== Stated problem ==
Using the records below, locate all lines containing "Frequency" and return them.

== Data lines ==

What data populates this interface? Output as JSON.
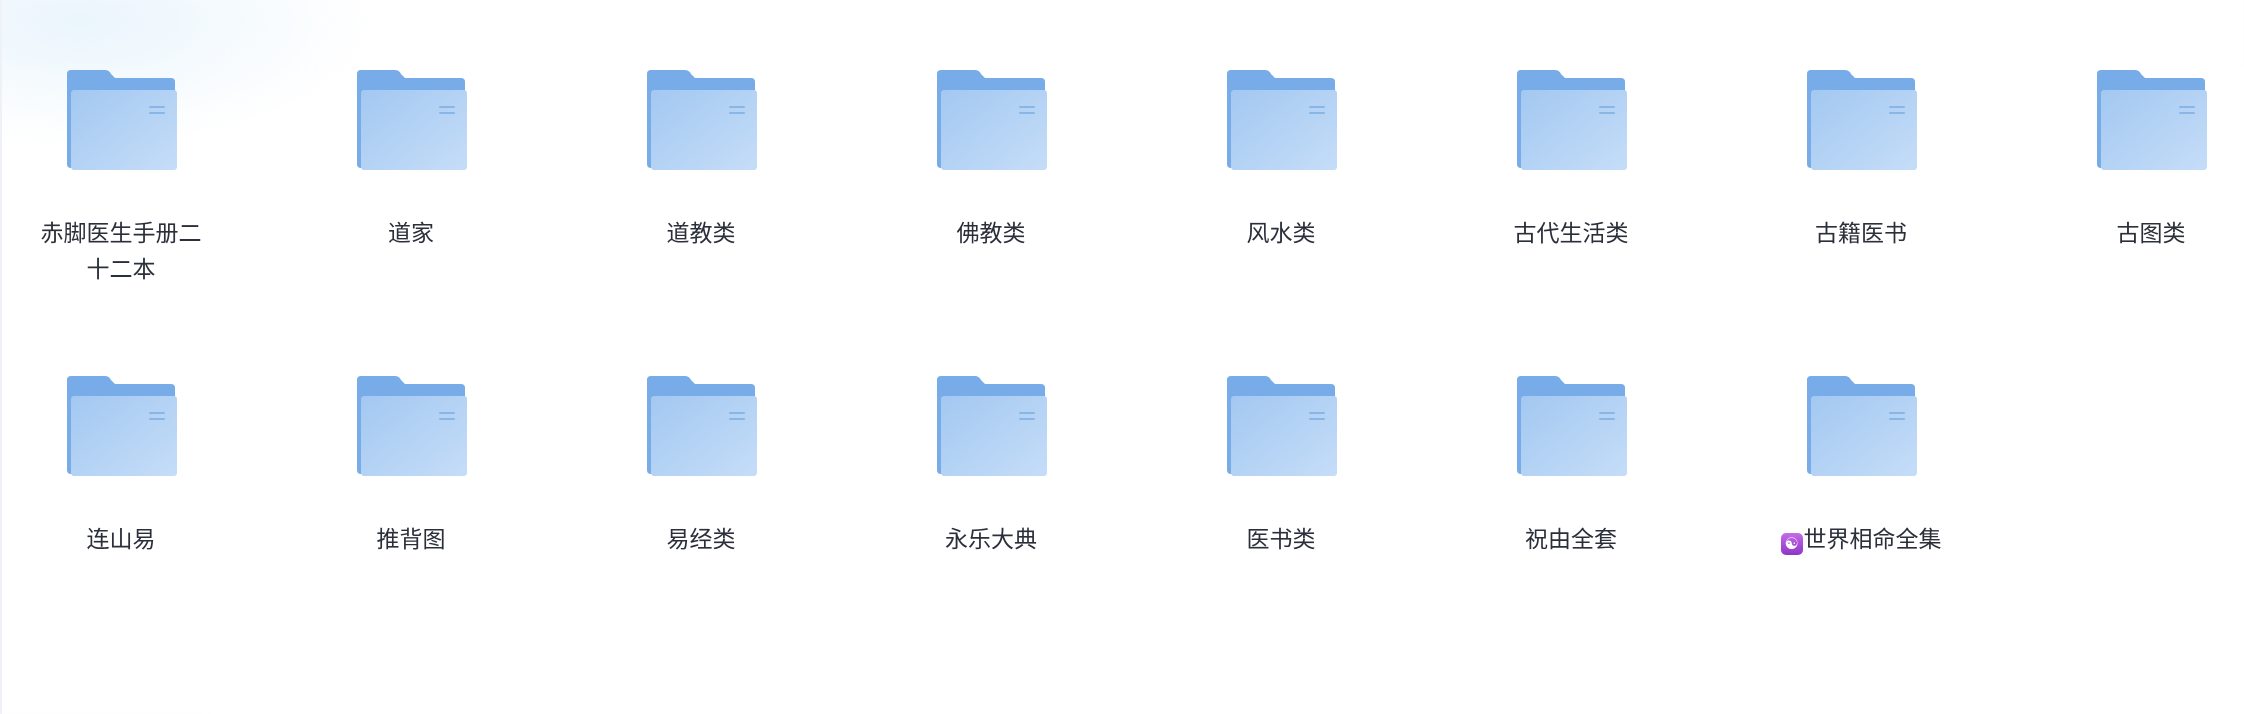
{
  "folders": [
    {
      "name": "赤脚医生手册二十二本"
    },
    {
      "name": "道家"
    },
    {
      "name": "道教类"
    },
    {
      "name": "佛教类"
    },
    {
      "name": "风水类"
    },
    {
      "name": "古代生活类"
    },
    {
      "name": "古籍医书"
    },
    {
      "name": "古图类"
    },
    {
      "name": "连山易"
    },
    {
      "name": "推背图"
    },
    {
      "name": "易经类"
    },
    {
      "name": "永乐大典"
    },
    {
      "name": "医书类"
    },
    {
      "name": "祝由全套"
    },
    {
      "name": "世界相命全集",
      "badge": "☯"
    }
  ],
  "colors": {
    "folder_back": "#78ace8",
    "folder_front_top": "#a9cdf3",
    "folder_front_bottom": "#c7def8",
    "label_text": "#2b2f3a"
  },
  "icons": {
    "folder": "folder-icon",
    "badge": "yin-yang-emoji"
  }
}
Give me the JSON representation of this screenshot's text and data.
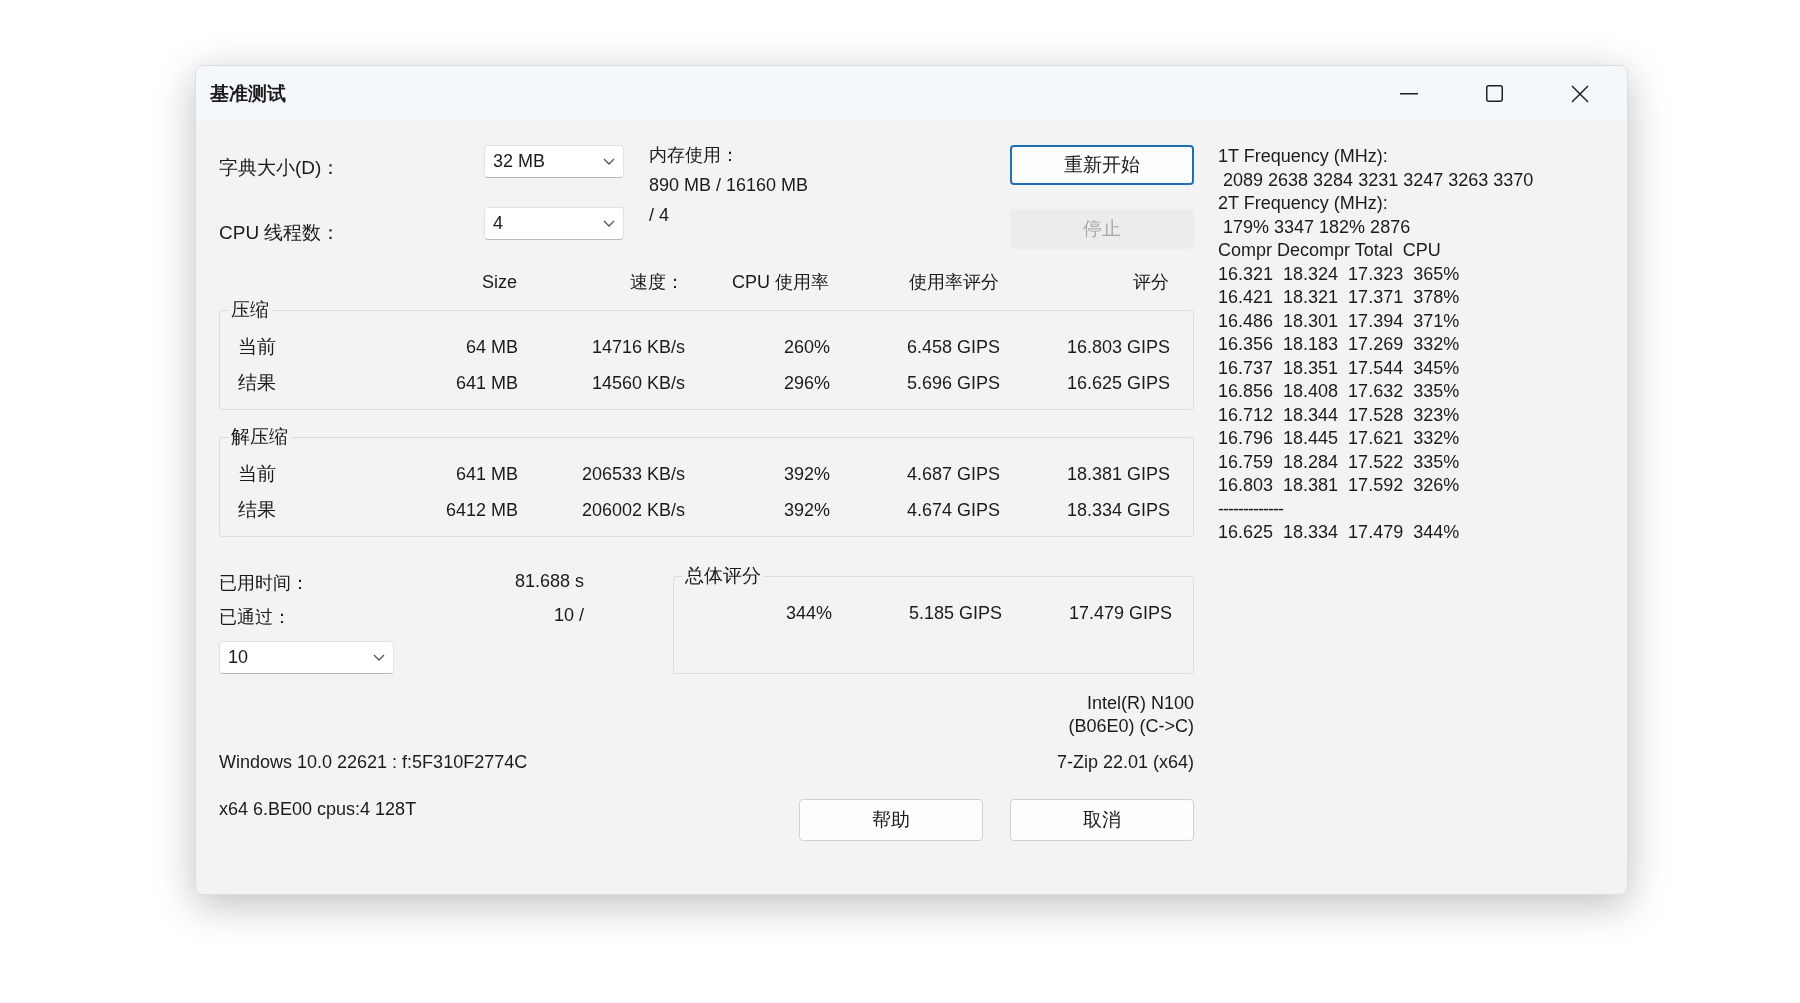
{
  "window": {
    "title": "基准测试"
  },
  "dictionary": {
    "label": "字典大小(D)：",
    "value": "32 MB"
  },
  "memory": {
    "label": "内存使用：",
    "value": "890 MB / 16160 MB"
  },
  "threads": {
    "label": "CPU 线程数：",
    "value": "4",
    "max": "/ 4"
  },
  "action_buttons": [
    {
      "label": "重新开始",
      "disabled": false,
      "focused": true
    },
    {
      "label": "停止",
      "disabled": true,
      "focused": false
    }
  ],
  "columns": [
    "Size",
    "速度：",
    "CPU 使用率",
    "使用率评分",
    "评分"
  ],
  "groups": [
    {
      "title": "压缩",
      "rows": [
        {
          "label": "当前",
          "cells": [
            "64 MB",
            "14716 KB/s",
            "260%",
            "6.458 GIPS",
            "16.803 GIPS"
          ]
        },
        {
          "label": "结果",
          "cells": [
            "641 MB",
            "14560 KB/s",
            "296%",
            "5.696 GIPS",
            "16.625 GIPS"
          ]
        }
      ]
    },
    {
      "title": "解压缩",
      "rows": [
        {
          "label": "当前",
          "cells": [
            "641 MB",
            "206533 KB/s",
            "392%",
            "4.687 GIPS",
            "18.381 GIPS"
          ]
        },
        {
          "label": "结果",
          "cells": [
            "6412 MB",
            "206002 KB/s",
            "392%",
            "4.674 GIPS",
            "18.334 GIPS"
          ]
        }
      ]
    }
  ],
  "elapsed": {
    "label": "已用时间：",
    "value": "81.688 s"
  },
  "passes": {
    "label": "已通过：",
    "value": "10 /",
    "select": "10"
  },
  "total": {
    "title": "总体评分",
    "cells": [
      "344%",
      "5.185 GIPS",
      "17.479 GIPS"
    ]
  },
  "cpu_info": [
    "Intel(R) N100",
    "(B06E0) (C->C)"
  ],
  "system": "Windows 10.0 22621 : f:5F310F2774C",
  "version": "7-Zip 22.01 (x64)",
  "arch": "x64 6.BE00 cpus:4 128T",
  "bottom_buttons": [
    "帮助",
    "取消"
  ],
  "log": [
    {
      "kind": "heading",
      "text": "1T Frequency (MHz):"
    },
    {
      "kind": "values",
      "text": "2089 2638 3284 3231 3247 3263 3370"
    },
    {
      "kind": "heading",
      "text": "2T Frequency (MHz):"
    },
    {
      "kind": "values",
      "text": "179% 3347 182% 2876"
    },
    {
      "kind": "heading",
      "text": "Compr Decompr Total  CPU"
    },
    {
      "kind": "heading",
      "text": "16.321  18.324  17.323  365%"
    },
    {
      "kind": "heading",
      "text": "16.421  18.321  17.371  378%"
    },
    {
      "kind": "heading",
      "text": "16.486  18.301  17.394  371%"
    },
    {
      "kind": "heading",
      "text": "16.356  18.183  17.269  332%"
    },
    {
      "kind": "heading",
      "text": "16.737  18.351  17.544  345%"
    },
    {
      "kind": "heading",
      "text": "16.856  18.408  17.632  335%"
    },
    {
      "kind": "heading",
      "text": "16.712  18.344  17.528  323%"
    },
    {
      "kind": "heading",
      "text": "16.796  18.445  17.621  332%"
    },
    {
      "kind": "heading",
      "text": "16.759  18.284  17.522  335%"
    },
    {
      "kind": "heading",
      "text": "16.803  18.381  17.592  326%"
    },
    {
      "kind": "separator",
      "text": "-------------"
    },
    {
      "kind": "heading",
      "text": "16.625  18.334  17.479  344%"
    }
  ]
}
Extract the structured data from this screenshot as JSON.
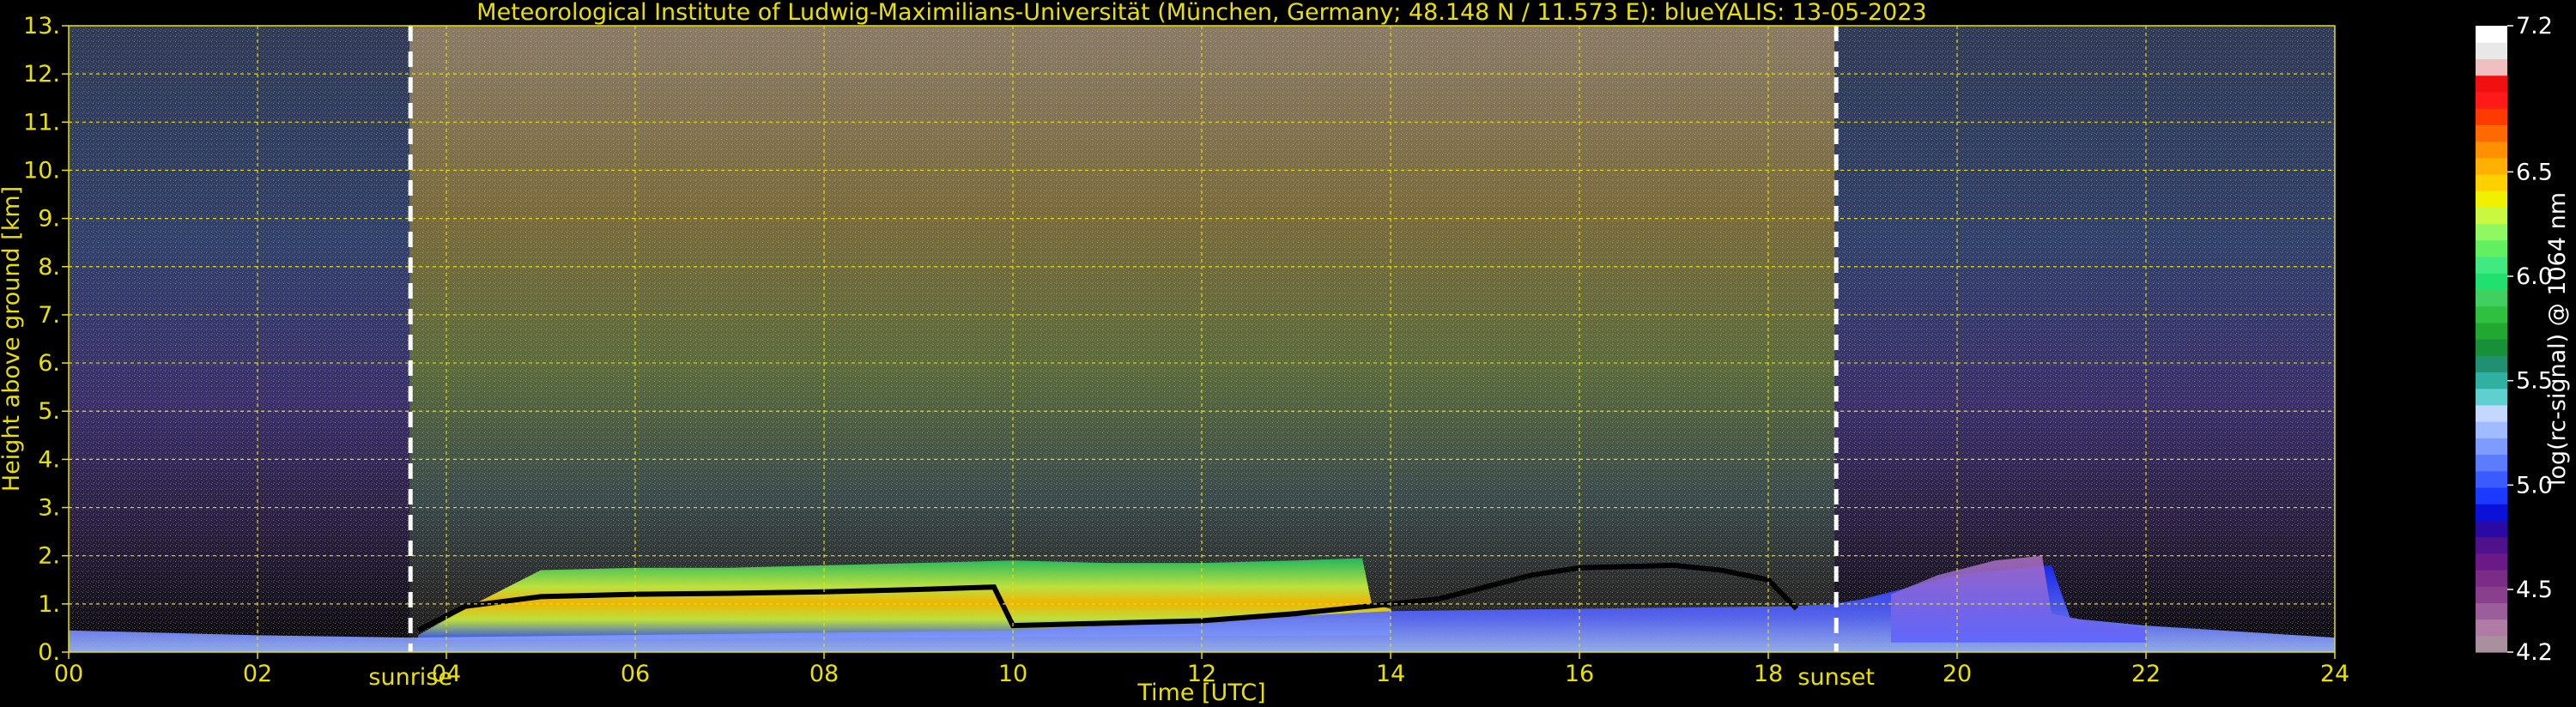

== Answer to this problem ==
      "text": "1T Frequency (MHz):"
      "text": "2T Frequency (MHz):"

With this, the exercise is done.